| Work to complete |
Spot each line that carries the word "Thép"; copy those lines.

| Material for the task |
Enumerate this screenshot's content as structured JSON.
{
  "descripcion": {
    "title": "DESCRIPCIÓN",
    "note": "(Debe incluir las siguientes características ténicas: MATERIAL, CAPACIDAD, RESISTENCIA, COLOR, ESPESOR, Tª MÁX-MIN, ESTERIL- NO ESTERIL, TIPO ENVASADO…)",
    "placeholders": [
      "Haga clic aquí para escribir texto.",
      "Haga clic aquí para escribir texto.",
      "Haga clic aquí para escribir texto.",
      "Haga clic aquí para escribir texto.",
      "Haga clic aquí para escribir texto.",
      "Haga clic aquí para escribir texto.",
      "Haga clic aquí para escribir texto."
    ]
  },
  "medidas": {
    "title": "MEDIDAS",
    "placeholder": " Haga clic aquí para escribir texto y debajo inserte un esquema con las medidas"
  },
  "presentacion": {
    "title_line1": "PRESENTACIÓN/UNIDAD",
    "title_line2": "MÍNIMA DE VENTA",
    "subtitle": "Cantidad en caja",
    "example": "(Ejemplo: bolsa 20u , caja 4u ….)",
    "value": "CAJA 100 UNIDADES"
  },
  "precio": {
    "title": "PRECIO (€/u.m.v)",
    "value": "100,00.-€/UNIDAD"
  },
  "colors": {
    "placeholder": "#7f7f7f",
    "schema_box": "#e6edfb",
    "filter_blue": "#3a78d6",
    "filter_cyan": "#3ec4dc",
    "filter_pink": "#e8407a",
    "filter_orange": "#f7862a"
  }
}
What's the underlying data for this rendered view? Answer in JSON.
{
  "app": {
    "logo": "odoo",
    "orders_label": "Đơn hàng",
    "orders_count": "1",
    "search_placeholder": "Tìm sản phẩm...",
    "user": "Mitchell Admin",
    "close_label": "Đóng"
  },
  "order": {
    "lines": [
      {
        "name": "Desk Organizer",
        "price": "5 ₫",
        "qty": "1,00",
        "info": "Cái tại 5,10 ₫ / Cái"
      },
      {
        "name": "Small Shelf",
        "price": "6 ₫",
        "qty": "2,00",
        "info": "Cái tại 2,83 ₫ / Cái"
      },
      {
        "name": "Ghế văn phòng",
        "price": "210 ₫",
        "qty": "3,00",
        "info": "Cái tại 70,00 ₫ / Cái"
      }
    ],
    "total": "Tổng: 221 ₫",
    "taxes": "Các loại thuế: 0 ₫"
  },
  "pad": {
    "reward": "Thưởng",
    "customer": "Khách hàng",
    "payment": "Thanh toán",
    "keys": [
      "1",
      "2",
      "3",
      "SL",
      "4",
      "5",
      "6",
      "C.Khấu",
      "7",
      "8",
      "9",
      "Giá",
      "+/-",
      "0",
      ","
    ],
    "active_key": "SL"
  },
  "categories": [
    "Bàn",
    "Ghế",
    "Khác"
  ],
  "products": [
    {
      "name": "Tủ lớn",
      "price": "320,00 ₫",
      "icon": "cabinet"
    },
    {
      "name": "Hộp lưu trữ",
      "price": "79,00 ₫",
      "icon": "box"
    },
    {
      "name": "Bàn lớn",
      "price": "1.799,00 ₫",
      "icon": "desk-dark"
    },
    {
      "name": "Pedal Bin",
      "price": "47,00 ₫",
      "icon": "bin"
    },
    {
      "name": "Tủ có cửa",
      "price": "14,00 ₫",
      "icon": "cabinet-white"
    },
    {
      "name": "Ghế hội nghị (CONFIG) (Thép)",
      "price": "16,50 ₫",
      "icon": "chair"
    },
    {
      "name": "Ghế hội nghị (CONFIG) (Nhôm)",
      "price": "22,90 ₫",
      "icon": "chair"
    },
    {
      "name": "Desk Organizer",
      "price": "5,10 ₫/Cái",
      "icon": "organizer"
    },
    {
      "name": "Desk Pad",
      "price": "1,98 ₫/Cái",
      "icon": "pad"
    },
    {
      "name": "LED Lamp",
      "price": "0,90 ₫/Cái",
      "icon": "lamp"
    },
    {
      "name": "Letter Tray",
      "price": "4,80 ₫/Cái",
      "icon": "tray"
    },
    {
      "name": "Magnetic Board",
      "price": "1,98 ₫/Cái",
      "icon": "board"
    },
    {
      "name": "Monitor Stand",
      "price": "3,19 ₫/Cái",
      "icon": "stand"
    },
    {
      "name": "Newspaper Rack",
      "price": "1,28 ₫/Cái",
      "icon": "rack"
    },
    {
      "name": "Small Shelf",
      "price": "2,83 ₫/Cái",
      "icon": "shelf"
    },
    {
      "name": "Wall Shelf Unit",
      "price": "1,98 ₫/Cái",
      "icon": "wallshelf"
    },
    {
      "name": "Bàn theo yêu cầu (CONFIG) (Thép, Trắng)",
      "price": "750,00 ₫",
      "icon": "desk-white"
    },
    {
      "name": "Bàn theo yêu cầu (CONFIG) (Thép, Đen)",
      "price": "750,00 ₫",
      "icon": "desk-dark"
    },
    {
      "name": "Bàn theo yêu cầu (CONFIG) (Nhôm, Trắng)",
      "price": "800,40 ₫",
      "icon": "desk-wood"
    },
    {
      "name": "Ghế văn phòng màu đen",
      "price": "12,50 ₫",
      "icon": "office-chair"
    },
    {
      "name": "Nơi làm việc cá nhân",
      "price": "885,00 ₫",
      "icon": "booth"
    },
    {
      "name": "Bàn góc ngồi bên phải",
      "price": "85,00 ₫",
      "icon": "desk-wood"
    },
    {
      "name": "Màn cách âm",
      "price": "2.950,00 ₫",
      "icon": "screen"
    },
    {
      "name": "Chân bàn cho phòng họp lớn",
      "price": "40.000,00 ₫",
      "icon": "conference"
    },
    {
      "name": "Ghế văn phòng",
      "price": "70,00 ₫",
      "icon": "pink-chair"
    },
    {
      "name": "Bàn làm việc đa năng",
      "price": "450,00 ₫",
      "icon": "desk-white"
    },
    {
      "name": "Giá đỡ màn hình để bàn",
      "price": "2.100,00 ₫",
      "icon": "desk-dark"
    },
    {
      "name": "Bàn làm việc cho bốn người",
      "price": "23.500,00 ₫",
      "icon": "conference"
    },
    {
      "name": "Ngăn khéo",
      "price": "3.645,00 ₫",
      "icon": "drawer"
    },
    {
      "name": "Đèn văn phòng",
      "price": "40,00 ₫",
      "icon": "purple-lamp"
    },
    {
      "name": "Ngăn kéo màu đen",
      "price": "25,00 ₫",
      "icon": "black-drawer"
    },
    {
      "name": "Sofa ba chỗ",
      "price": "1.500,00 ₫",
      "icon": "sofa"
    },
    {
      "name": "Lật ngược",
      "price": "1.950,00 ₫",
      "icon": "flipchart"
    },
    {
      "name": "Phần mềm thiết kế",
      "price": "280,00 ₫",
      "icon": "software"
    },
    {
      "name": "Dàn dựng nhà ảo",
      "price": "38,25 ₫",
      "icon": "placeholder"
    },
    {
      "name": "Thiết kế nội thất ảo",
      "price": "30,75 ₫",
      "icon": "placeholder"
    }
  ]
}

| Reply |
      "name": "Ghế hội nghị (CONFIG) (Thép)",
      "name": "Bàn theo yêu cầu (CONFIG) (Thép, Trắng)",
      "name": "Bàn theo yêu cầu (CONFIG) (Thép, Đen)",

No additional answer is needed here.